# WORK TO DO
Tell whether each statement agrees with the Samoyed excerpt, answering yes or no and quoting the words from the excerpt that decide it: (a) The family got the Samoyed puppy when the son was 2 years old. (b) Training and discipline made the dog stop treating the son as beneath her. (c) In Maslow's list of needs, Esteem comes right before Fulfillment.

# EXCERPT

By Robert Evans Wilson Jr.

When my son was 2 years old, we got a Samoyed puppy, and for the next 18 months they were the best of friends. Then the dog changed. Suddenly she started growling at my son and biting him. At first I thought that maybe he was pulling her tail or something else that was irritating her, but that wasn’t it.

My dog had become an adult and instinct kicked in. She became concerned with her place in the pack hierarchy. I learned that our family was her pack, that I was alpha-dog and that she had no intention of being at the bottom of the pecking order. That meant someone had to be beneath her and the easiest choice was my toddler.

Through training and discipline we got the biting to stop, but to this day she still considers my son subordinate to her.

It’s all about status and exclusivity. And human beings are just as motivated by it as a pack animal. When Abraham Maslow created his Theory of Human Motivation in 1943, he identified five levels of motivation or five needs that humans strive to satisfy. Those needs are, in order: Survival, Safety, Social, Esteem and Fulfillment.

# PROVIDED RECORDS
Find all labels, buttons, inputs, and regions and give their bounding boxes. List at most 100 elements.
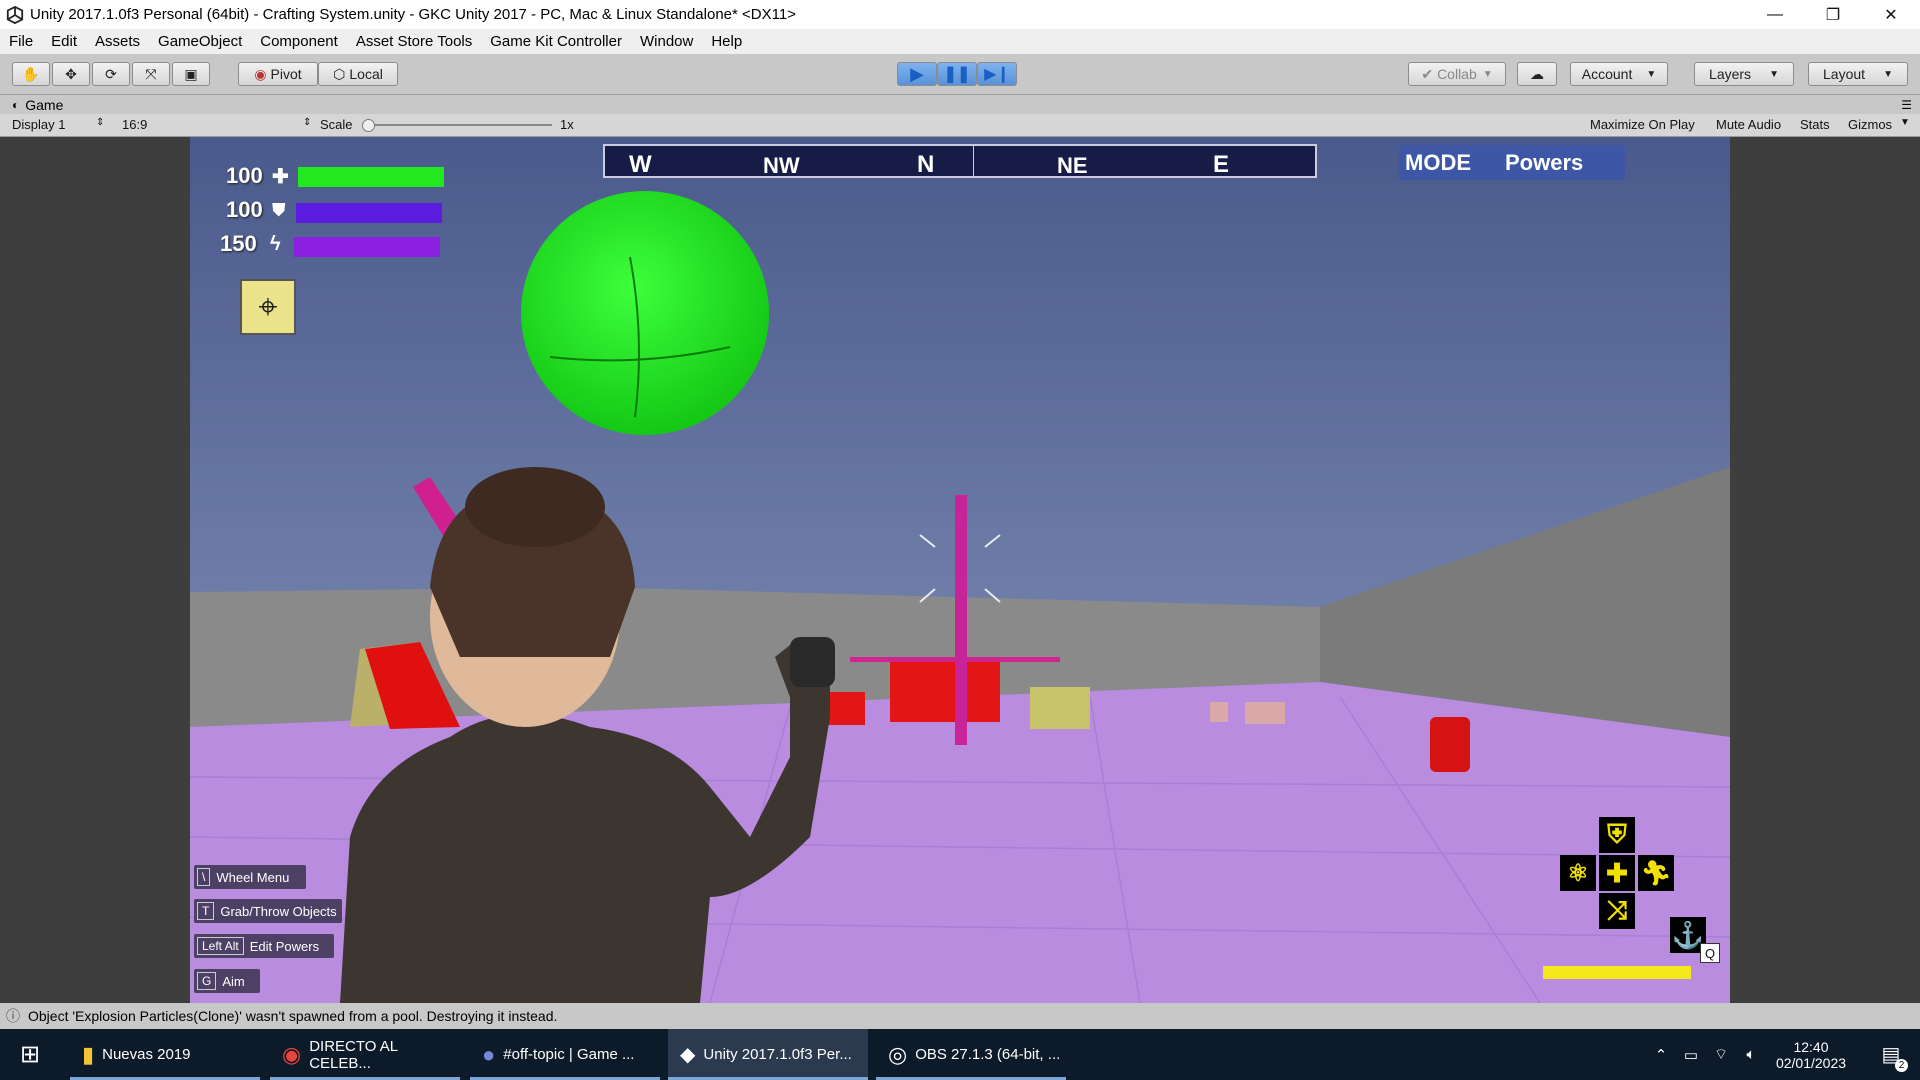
scale-tool-button[interactable]: ⤧: [132, 62, 170, 86]
window-title: Unity 2017.1.0f3 Personal (64bit) - Craf…: [30, 6, 796, 23]
hand-tool-button[interactable]: ✋: [12, 62, 50, 86]
menu-game-kit-controller[interactable]: Game Kit Controller: [481, 33, 631, 50]
tab-menu-icon[interactable]: ☰: [1901, 98, 1912, 112]
account-dropdown[interactable]: Account ▼: [1570, 62, 1668, 86]
close-button[interactable]: ✕: [1862, 0, 1920, 29]
menu-assets[interactable]: Assets: [86, 33, 149, 50]
folder-icon: ▮: [82, 1041, 95, 1067]
collab-button[interactable]: ✔ Collab ▼: [1408, 62, 1506, 86]
move-tool-button[interactable]: ✥: [52, 62, 90, 86]
rect-icon: ▣: [184, 65, 198, 82]
battery-icon[interactable]: ▭: [1676, 1029, 1706, 1080]
minimize-button[interactable]: —: [1746, 0, 1804, 29]
pivot-button[interactable]: ◉ Pivot: [238, 62, 318, 86]
windows-icon: ⊞: [19, 1041, 41, 1068]
discord-icon: ●: [482, 1041, 496, 1067]
layout-dropdown[interactable]: Layout ▼: [1808, 62, 1908, 86]
collab-label: Collab: [1437, 66, 1477, 82]
pause-button[interactable]: ❚❚: [937, 62, 977, 86]
menu-component[interactable]: Component: [251, 33, 347, 50]
maximize-on-play-toggle[interactable]: Maximize On Play: [1590, 117, 1695, 132]
energy-bar: [294, 237, 440, 257]
menu-edit[interactable]: Edit: [42, 33, 86, 50]
compass-bar: W NW N NE E: [603, 144, 1317, 178]
cloud-button[interactable]: ☁: [1517, 62, 1557, 86]
wifi-icon[interactable]: ⌔: [1706, 1029, 1736, 1080]
power-key-label: Q: [1700, 943, 1720, 963]
move-icon: ✥: [65, 65, 77, 82]
rotate-tool-button[interactable]: ⟳: [92, 62, 130, 86]
restore-button[interactable]: ❐: [1804, 0, 1862, 29]
health-value: 100: [226, 163, 263, 188]
mode-value: Powers: [1505, 149, 1584, 175]
scale-slider-handle[interactable]: [362, 119, 375, 132]
title-bar: Unity 2017.1.0f3 Personal (64bit) - Craf…: [0, 0, 1920, 29]
check-icon: ✔: [1421, 65, 1434, 82]
play-button[interactable]: ▶: [897, 62, 937, 86]
hint-label: Grab/Throw Objects: [220, 903, 337, 919]
pause-icon: ❚❚: [943, 66, 971, 83]
menu-help[interactable]: Help: [702, 33, 751, 50]
status-bar: ⓘ Object 'Explosion Particles(Clone)' wa…: [0, 1003, 1920, 1029]
power-bar-track: [1543, 966, 1691, 979]
notifications-button[interactable]: ▤ 2: [1866, 1029, 1916, 1080]
aspect-dropdown[interactable]: 16:9: [122, 117, 147, 132]
stats-toggle[interactable]: Stats: [1800, 117, 1830, 132]
taskbar-label: #off-topic | Game ...: [503, 1046, 635, 1063]
menu-bar: File Edit Assets GameObject Component As…: [0, 29, 1920, 54]
hint-key: Left Alt: [197, 937, 244, 955]
step-button[interactable]: ▶❙: [977, 62, 1017, 86]
menu-asset-store-tools[interactable]: Asset Store Tools: [347, 33, 481, 50]
lightning-icon: ϟ: [270, 233, 281, 255]
account-label: Account: [1581, 66, 1633, 82]
taskbar-item-chrome[interactable]: ◉ DIRECTO AL CELEB...: [270, 1029, 460, 1080]
chevron-down-icon: ▼: [1482, 68, 1493, 80]
cloud-icon: ☁: [1530, 65, 1544, 82]
menu-file[interactable]: File: [0, 33, 42, 50]
taskbar-label: Unity 2017.1.0f3 Per...: [703, 1046, 852, 1063]
health-bar: [298, 167, 444, 187]
step-icon: ▶❙: [984, 66, 1010, 83]
clock-time: 12:40: [1793, 1038, 1829, 1055]
taskbar-item-unity[interactable]: ◆ Unity 2017.1.0f3 Per...: [668, 1029, 868, 1080]
gizmos-toggle[interactable]: Gizmos: [1848, 117, 1892, 132]
game-viewport[interactable]: 100 ✚ 100 ⛊ 150 ϟ ⌖ W NW N NE E MODE Pow…: [190, 137, 1730, 1003]
taskbar-item-obs[interactable]: ◎ OBS 27.1.3 (64-bit, ...: [876, 1029, 1066, 1080]
scale-value: 1x: [560, 117, 574, 132]
taskbar-label: DIRECTO AL CELEB...: [309, 1037, 398, 1072]
clock[interactable]: 12:40 02/01/2023: [1766, 1029, 1856, 1080]
chevron-updown-icon: ⇕: [96, 117, 105, 128]
hint-label: Aim: [222, 973, 245, 989]
shuffle-power-icon: ⤨: [1599, 893, 1635, 929]
status-message[interactable]: Object 'Explosion Particles(Clone)' wasn…: [28, 1008, 557, 1024]
power-bar: [1543, 966, 1691, 979]
hint-key: \: [197, 868, 211, 886]
hint-label: Wheel Menu: [216, 869, 290, 885]
taskbar-item-folder[interactable]: ▮ Nuevas 2019: [70, 1029, 260, 1080]
hint-grab-throw: T Grab/Throw Objects: [194, 899, 342, 923]
atom-power-icon: ⚛: [1560, 855, 1596, 891]
taskbar: ⊞ ▮ Nuevas 2019 ◉ DIRECTO AL CELEB... ● #of…: [0, 1029, 1920, 1080]
play-icon: ▶: [910, 63, 924, 84]
unity-icon: ◆: [680, 1044, 696, 1066]
rect-tool-button[interactable]: ▣: [172, 62, 210, 86]
scale-slider[interactable]: [366, 124, 552, 126]
mute-audio-toggle[interactable]: Mute Audio: [1716, 117, 1781, 132]
game-tab-icon: ◐: [12, 97, 20, 112]
crosshair-target-icon: ⌖: [240, 279, 296, 335]
info-icon: ⓘ: [6, 1008, 20, 1024]
chrome-icon: ◉: [282, 1041, 302, 1067]
menu-gameobject[interactable]: GameObject: [149, 33, 251, 50]
local-button[interactable]: ⬡ Local: [318, 62, 398, 86]
layers-dropdown[interactable]: Layers ▼: [1694, 62, 1794, 86]
menu-window[interactable]: Window: [631, 33, 702, 50]
scale-icon: ⤧: [145, 65, 157, 82]
taskbar-item-discord[interactable]: ● #off-topic | Game ...: [470, 1029, 660, 1080]
start-button[interactable]: ⊞: [0, 1029, 60, 1080]
mode-panel: MODE Powers: [1399, 145, 1625, 180]
display-dropdown[interactable]: Display 1: [12, 117, 65, 132]
volume-icon[interactable]: 🔈︎: [1736, 1029, 1766, 1080]
tray-expand-icon[interactable]: ⌃: [1646, 1029, 1676, 1080]
chevron-updown-icon: ⇕: [303, 117, 312, 128]
tab-game[interactable]: Game: [25, 97, 63, 113]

# SOLUTION
(a) Yes: "When my son was 2 years old, we got a Samoyed puppy"
(b) No: "to this day she still considers my son subordinate to her."
(c) Yes: "Survival, Safety, Social, Esteem and Fulfillment."